[Dataset items]
────────────────────

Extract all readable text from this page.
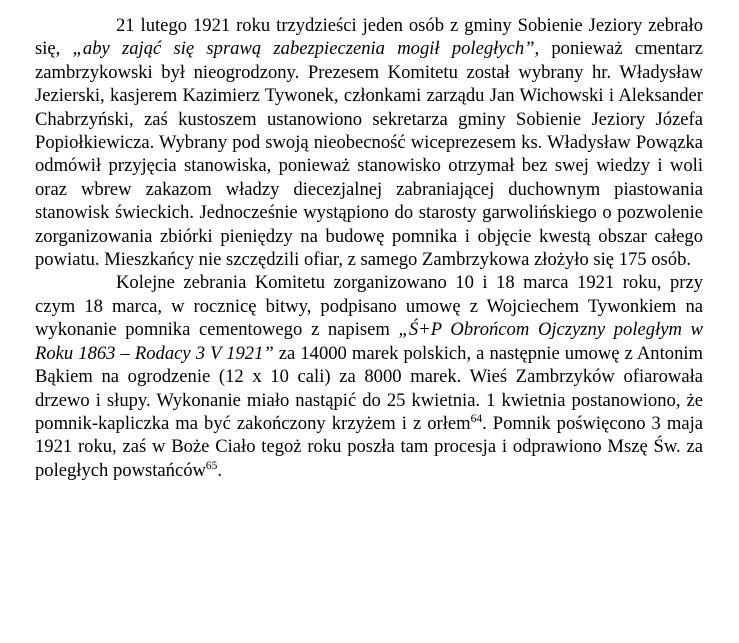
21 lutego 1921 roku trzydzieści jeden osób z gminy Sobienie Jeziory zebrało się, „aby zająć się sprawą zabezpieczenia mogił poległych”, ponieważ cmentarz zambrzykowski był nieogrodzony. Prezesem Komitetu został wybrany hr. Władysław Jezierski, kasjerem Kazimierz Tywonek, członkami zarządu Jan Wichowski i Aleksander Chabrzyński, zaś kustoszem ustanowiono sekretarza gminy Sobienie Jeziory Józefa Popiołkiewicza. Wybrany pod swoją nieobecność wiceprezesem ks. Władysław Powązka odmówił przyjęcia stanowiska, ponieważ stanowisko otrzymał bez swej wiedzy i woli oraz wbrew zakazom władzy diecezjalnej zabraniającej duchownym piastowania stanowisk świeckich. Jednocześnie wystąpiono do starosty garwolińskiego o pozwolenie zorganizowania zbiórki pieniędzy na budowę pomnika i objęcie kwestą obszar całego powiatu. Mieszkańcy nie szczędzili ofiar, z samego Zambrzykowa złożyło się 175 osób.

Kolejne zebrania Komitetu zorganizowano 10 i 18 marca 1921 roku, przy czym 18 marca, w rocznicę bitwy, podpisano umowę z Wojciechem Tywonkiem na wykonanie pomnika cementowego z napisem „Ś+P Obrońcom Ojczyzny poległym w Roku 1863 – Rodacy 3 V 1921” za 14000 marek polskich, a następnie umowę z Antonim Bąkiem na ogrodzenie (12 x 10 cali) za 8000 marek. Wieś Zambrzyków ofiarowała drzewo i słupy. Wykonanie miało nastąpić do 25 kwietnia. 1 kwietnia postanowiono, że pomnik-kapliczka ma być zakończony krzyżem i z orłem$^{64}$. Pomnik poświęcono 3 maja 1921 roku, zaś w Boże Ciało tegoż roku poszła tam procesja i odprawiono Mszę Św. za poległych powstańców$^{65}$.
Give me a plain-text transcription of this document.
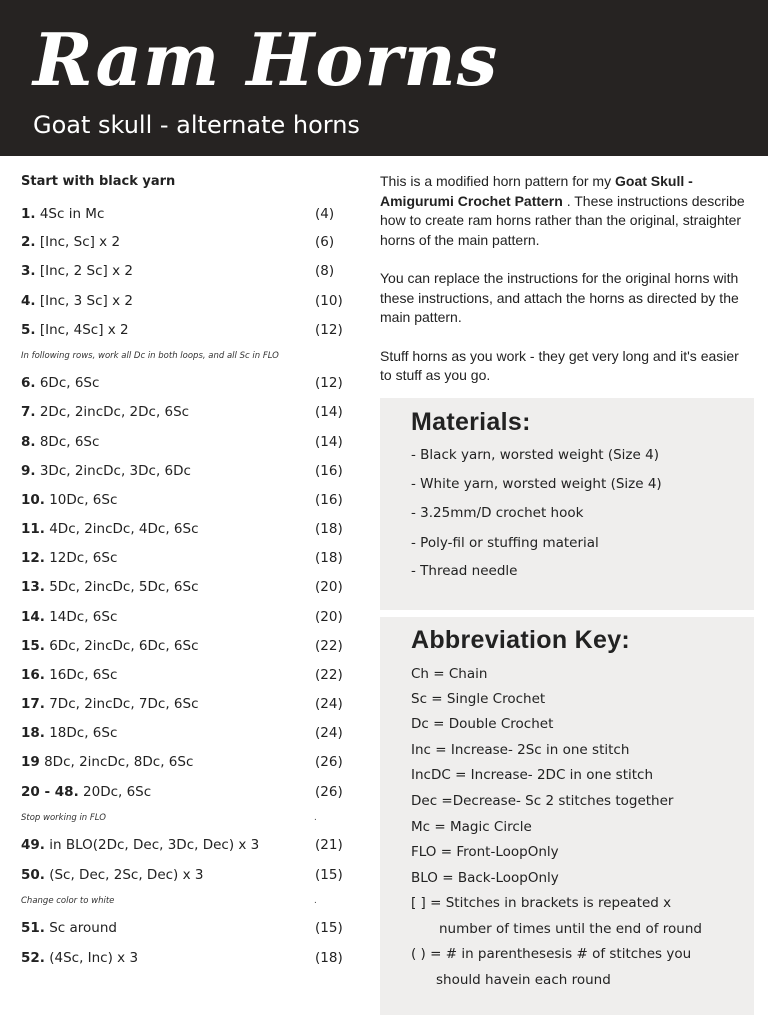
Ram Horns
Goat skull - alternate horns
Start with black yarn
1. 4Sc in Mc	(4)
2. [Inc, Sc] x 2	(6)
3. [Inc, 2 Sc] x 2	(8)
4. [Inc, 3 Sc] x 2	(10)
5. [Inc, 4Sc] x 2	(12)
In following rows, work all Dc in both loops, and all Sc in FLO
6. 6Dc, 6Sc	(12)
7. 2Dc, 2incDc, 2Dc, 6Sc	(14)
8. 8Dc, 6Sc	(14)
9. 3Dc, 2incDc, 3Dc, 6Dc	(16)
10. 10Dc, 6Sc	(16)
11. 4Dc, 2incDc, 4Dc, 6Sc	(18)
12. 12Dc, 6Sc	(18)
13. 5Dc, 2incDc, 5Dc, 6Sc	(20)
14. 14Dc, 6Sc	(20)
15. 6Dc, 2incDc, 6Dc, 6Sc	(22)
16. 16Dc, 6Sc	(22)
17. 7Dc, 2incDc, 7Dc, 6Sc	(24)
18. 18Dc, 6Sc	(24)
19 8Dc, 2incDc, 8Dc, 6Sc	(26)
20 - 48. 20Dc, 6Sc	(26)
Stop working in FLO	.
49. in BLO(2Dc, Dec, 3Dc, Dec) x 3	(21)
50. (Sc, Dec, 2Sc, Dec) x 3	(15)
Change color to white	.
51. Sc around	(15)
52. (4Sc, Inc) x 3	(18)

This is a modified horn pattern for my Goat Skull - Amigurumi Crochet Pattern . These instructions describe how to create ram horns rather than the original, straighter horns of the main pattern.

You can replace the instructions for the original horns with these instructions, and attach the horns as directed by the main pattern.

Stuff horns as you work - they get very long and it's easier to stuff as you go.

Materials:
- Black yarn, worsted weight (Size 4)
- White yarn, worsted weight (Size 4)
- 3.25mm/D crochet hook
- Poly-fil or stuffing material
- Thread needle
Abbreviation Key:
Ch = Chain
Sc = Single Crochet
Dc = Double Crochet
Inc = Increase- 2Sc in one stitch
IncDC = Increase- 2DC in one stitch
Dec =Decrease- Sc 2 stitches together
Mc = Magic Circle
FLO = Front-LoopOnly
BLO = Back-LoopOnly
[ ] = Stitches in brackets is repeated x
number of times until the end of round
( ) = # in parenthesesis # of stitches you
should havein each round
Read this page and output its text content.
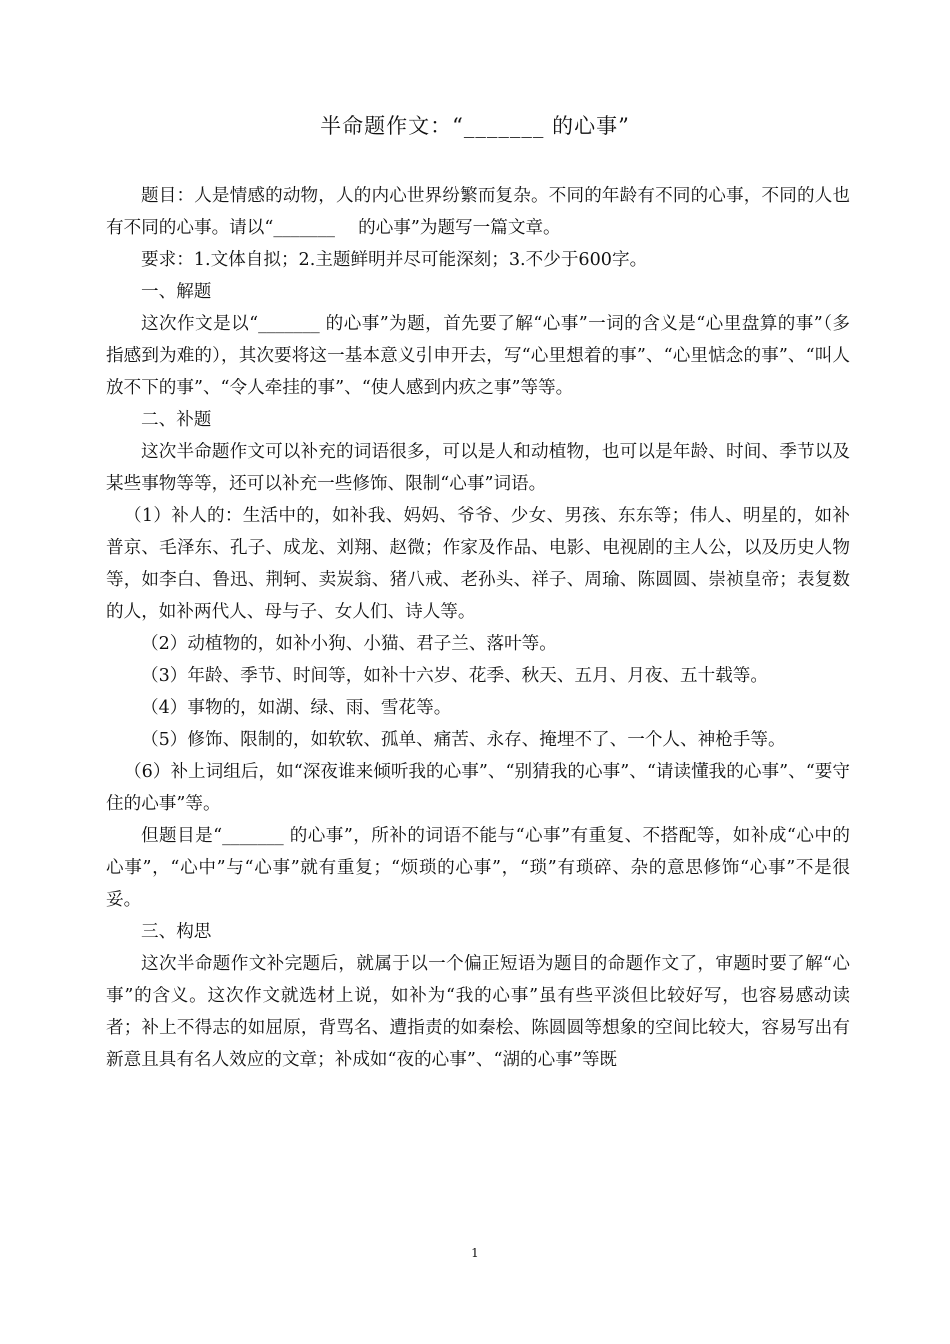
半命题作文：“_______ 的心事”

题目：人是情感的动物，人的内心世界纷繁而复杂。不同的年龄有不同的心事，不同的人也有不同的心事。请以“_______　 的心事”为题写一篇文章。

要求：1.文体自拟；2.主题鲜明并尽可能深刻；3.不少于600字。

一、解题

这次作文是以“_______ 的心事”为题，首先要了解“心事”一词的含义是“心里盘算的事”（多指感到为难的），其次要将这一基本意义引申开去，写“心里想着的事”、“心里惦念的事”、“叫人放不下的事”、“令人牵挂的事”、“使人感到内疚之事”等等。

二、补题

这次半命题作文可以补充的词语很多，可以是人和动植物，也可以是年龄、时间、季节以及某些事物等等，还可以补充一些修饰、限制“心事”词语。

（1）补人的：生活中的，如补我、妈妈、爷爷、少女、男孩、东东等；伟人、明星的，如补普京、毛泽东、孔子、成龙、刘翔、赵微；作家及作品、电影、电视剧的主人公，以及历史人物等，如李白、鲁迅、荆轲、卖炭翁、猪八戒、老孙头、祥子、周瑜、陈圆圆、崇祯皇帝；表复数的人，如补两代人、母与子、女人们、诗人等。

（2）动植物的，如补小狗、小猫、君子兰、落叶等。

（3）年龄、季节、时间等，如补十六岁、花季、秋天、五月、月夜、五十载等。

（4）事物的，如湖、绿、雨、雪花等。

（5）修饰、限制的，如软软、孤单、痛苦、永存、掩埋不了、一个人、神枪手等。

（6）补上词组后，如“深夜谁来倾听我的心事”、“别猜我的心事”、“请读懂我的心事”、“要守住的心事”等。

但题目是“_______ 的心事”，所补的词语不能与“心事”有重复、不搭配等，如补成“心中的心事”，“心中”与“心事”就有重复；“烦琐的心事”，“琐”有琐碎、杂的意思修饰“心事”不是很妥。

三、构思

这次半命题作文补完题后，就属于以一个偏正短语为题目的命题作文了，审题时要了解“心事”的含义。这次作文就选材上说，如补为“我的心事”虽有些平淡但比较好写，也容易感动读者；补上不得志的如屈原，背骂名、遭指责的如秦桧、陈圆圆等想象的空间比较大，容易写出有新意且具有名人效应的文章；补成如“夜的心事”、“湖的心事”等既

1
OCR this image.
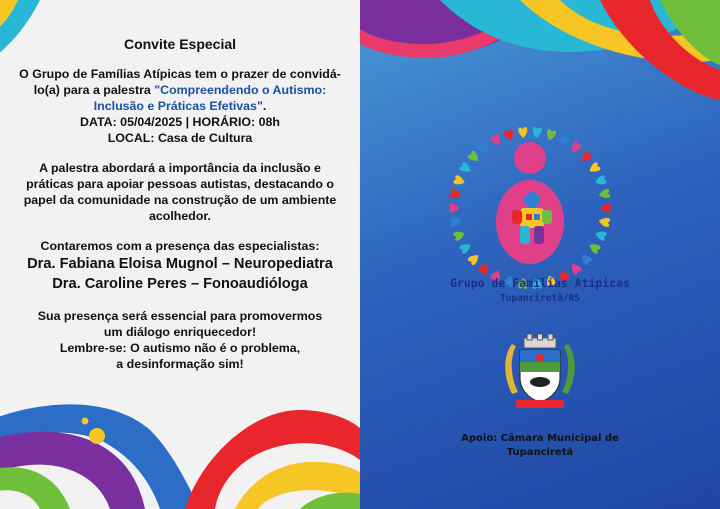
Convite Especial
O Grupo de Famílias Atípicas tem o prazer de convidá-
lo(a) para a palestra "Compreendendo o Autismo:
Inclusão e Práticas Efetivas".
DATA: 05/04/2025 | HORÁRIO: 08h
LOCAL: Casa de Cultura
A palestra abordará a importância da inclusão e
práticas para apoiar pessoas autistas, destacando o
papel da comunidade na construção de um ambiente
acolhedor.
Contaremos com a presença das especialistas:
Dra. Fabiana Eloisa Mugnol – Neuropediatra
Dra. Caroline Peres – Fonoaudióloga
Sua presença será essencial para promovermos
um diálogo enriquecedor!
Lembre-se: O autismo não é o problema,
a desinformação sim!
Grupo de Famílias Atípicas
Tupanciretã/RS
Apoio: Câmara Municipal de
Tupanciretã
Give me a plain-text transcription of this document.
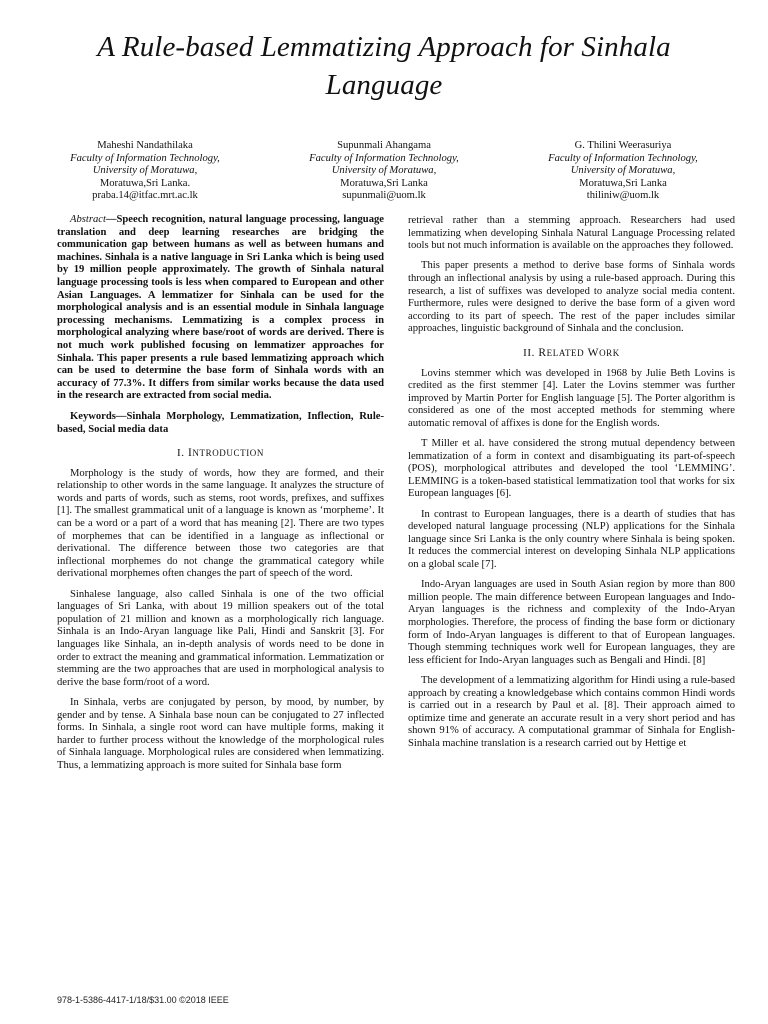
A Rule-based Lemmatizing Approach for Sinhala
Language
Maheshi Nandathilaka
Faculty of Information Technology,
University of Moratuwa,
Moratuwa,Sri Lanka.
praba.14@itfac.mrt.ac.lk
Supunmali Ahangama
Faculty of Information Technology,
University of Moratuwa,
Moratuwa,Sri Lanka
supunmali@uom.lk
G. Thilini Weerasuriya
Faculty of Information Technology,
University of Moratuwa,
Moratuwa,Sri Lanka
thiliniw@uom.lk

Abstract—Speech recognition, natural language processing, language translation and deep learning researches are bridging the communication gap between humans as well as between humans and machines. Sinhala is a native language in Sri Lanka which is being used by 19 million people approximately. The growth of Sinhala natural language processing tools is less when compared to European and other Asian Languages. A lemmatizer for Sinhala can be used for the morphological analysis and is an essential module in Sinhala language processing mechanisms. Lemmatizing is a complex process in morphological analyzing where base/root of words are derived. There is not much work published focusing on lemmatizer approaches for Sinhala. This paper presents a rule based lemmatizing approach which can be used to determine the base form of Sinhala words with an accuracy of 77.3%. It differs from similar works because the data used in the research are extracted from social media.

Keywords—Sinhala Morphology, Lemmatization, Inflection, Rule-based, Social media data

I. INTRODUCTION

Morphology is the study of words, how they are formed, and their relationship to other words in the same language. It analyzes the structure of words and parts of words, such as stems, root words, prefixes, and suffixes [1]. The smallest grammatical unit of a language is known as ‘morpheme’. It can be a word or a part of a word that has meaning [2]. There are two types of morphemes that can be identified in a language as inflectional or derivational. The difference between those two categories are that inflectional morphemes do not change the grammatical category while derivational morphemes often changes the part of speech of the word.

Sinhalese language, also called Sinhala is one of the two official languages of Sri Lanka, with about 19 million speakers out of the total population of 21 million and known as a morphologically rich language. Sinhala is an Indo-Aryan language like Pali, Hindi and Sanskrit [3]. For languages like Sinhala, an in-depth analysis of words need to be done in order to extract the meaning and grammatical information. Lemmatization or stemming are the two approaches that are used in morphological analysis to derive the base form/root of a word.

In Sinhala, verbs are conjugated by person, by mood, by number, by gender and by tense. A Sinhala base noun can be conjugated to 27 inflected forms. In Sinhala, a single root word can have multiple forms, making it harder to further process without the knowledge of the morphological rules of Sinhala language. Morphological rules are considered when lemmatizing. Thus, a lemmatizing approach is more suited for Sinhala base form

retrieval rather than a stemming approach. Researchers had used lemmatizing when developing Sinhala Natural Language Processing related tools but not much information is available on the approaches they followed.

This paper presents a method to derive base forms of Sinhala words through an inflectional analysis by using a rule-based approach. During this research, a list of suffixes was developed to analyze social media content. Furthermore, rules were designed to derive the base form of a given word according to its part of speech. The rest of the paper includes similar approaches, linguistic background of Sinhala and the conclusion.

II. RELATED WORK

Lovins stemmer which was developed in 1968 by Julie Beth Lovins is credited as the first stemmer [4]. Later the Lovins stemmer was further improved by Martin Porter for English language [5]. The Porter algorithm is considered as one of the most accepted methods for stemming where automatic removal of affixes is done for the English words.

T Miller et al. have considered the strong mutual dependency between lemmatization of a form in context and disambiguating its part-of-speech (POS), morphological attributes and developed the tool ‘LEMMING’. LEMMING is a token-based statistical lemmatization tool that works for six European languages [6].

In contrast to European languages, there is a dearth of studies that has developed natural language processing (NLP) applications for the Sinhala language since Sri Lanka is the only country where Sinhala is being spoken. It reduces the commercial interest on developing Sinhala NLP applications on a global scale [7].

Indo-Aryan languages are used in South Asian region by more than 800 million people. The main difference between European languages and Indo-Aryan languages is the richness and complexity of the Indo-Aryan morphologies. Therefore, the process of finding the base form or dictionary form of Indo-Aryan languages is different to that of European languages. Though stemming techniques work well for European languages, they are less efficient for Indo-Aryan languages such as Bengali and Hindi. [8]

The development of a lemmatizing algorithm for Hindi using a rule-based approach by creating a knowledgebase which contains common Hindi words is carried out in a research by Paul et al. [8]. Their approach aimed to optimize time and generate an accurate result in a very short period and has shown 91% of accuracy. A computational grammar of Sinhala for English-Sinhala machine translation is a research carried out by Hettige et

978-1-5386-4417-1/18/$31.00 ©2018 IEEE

────────────────────

◆ TASK DETAILS ◆
Which lines contain the word "Grupo"? Copy each one.

◆ RESULT OF THE EXERCISE ◆
O Grupo de Famílias Atípicas tem o prazer de convidá-
Grupo de Famílias Atípicas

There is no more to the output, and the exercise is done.